_Instructions to follow_: Copy out each line of the listing that has the word "زاده" in it.

_Records for this task_:
## BEGIN

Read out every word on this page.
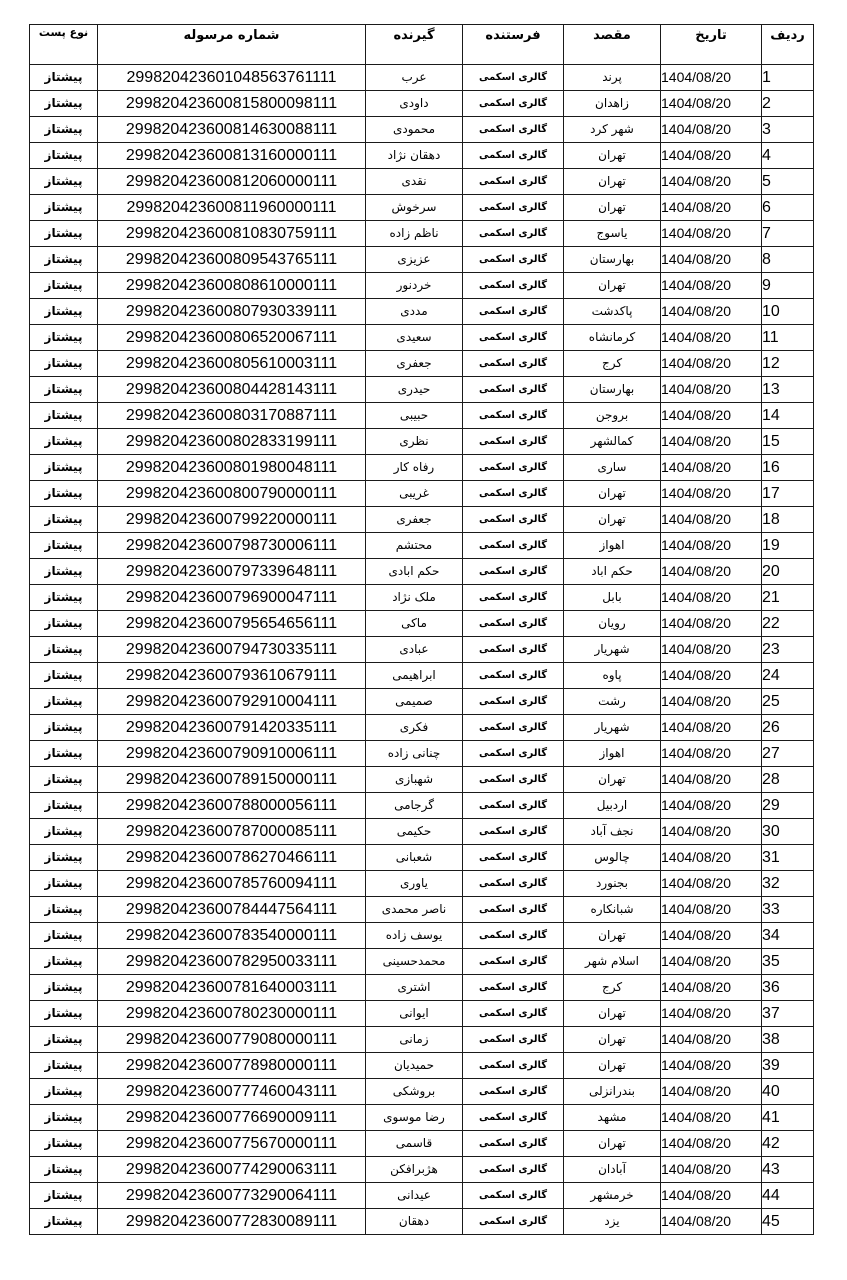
ردیف	تاریخ	مقصد	فرستنده	گیرنده	شماره مرسوله	نوع پست
1	1404/08/20	پرند	گالری اسکمی	عرب	299820423601048563761111	پیشتاز
2	1404/08/20	زاهدان	گالری اسکمی	داودی	299820423600815800098111	پیشتاز
3	1404/08/20	شهر کرد	گالری اسکمی	محمودی	299820423600814630088111	پیشتاز
4	1404/08/20	تهران	گالری اسکمی	دهقان نژاد	299820423600813160000111	پیشتاز
5	1404/08/20	تهران	گالری اسکمی	نقدی	299820423600812060000111	پیشتاز
6	1404/08/20	تهران	گالری اسکمی	سرخوش	299820423600811960000111	پیشتاز
7	1404/08/20	یاسوج	گالری اسکمی	ناظم زاده	299820423600810830759111	پیشتاز
8	1404/08/20	بهارستان	گالری اسکمی	عزیزی	299820423600809543765111	پیشتاز
9	1404/08/20	تهران	گالری اسکمی	خردنور	299820423600808610000111	پیشتاز
10	1404/08/20	پاکدشت	گالری اسکمی	مددی	299820423600807930339111	پیشتاز
11	1404/08/20	کرمانشاه	گالری اسکمی	سعیدی	299820423600806520067111	پیشتاز
12	1404/08/20	کرج	گالری اسکمی	جعفری	299820423600805610003111	پیشتاز
13	1404/08/20	بهارستان	گالری اسکمی	حیدری	299820423600804428143111	پیشتاز
14	1404/08/20	بروجن	گالری اسکمی	حبیبی	299820423600803170887111	پیشتاز
15	1404/08/20	کمالشهر	گالری اسکمی	نظری	299820423600802833199111	پیشتاز
16	1404/08/20	ساری	گالری اسکمی	رفاه کار	299820423600801980048111	پیشتاز
17	1404/08/20	تهران	گالری اسکمی	غریبی	299820423600800790000111	پیشتاز
18	1404/08/20	تهران	گالری اسکمی	جعفری	299820423600799220000111	پیشتاز
19	1404/08/20	اهواز	گالری اسکمی	محتشم	299820423600798730006111	پیشتاز
20	1404/08/20	حکم اباد	گالری اسکمی	حکم ابادی	299820423600797339648111	پیشتاز
21	1404/08/20	بابل	گالری اسکمی	ملک نژاد	299820423600796900047111	پیشتاز
22	1404/08/20	رویان	گالری اسکمی	ماکی	299820423600795654656111	پیشتاز
23	1404/08/20	شهریار	گالری اسکمی	عبادی	299820423600794730335111	پیشتاز
24	1404/08/20	پاوه	گالری اسکمی	ابراهیمی	299820423600793610679111	پیشتاز
25	1404/08/20	رشت	گالری اسکمی	صمیمی	299820423600792910004111	پیشتاز
26	1404/08/20	شهریار	گالری اسکمی	فکری	299820423600791420335111	پیشتاز
27	1404/08/20	اهواز	گالری اسکمی	چنانی زاده	299820423600790910006111	پیشتاز
28	1404/08/20	تهران	گالری اسکمی	شهبازی	299820423600789150000111	پیشتاز
29	1404/08/20	اردبیل	گالری اسکمی	گرجامی	299820423600788000056111	پیشتاز
30	1404/08/20	نجف آباد	گالری اسکمی	حکیمی	299820423600787000085111	پیشتاز
31	1404/08/20	چالوس	گالری اسکمی	شعبانی	299820423600786270466111	پیشتاز
32	1404/08/20	بجنورد	گالری اسکمی	یاوری	299820423600785760094111	پیشتاز
33	1404/08/20	شبانکاره	گالری اسکمی	ناصر محمدی	299820423600784447564111	پیشتاز
34	1404/08/20	تهران	گالری اسکمی	یوسف زاده	299820423600783540000111	پیشتاز
35	1404/08/20	اسلام شهر	گالری اسکمی	محمدحسینی	299820423600782950033111	پیشتاز
36	1404/08/20	کرج	گالری اسکمی	اشتری	299820423600781640003111	پیشتاز
37	1404/08/20	تهران	گالری اسکمی	ایوانی	299820423600780230000111	پیشتاز
38	1404/08/20	تهران	گالری اسکمی	زمانی	299820423600779080000111	پیشتاز
39	1404/08/20	تهران	گالری اسکمی	حمیدیان	299820423600778980000111	پیشتاز
40	1404/08/20	بندرانزلی	گالری اسکمی	بروشکی	299820423600777460043111	پیشتاز
41	1404/08/20	مشهد	گالری اسکمی	رضا موسوی	299820423600776690009111	پیشتاز
42	1404/08/20	تهران	گالری اسکمی	قاسمی	299820423600775670000111	پیشتاز
43	1404/08/20	آبادان	گالری اسکمی	هژبرافکن	299820423600774290063111	پیشتاز
44	1404/08/20	خرمشهر	گالری اسکمی	عیدانی	299820423600773290064111	پیشتاز
45	1404/08/20	یزد	گالری اسکمی	دهقان	299820423600772830089111	پیشتاز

## END

_Result below_:
7	1404/08/20	یاسوج	گالری اسکمی	ناظم زاده	299820423600810830759111	پیشتاز
27	1404/08/20	اهواز	گالری اسکمی	چنانی زاده	299820423600790910006111	پیشتاز
34	1404/08/20	تهران	گالری اسکمی	یوسف زاده	299820423600783540000111	پیشتاز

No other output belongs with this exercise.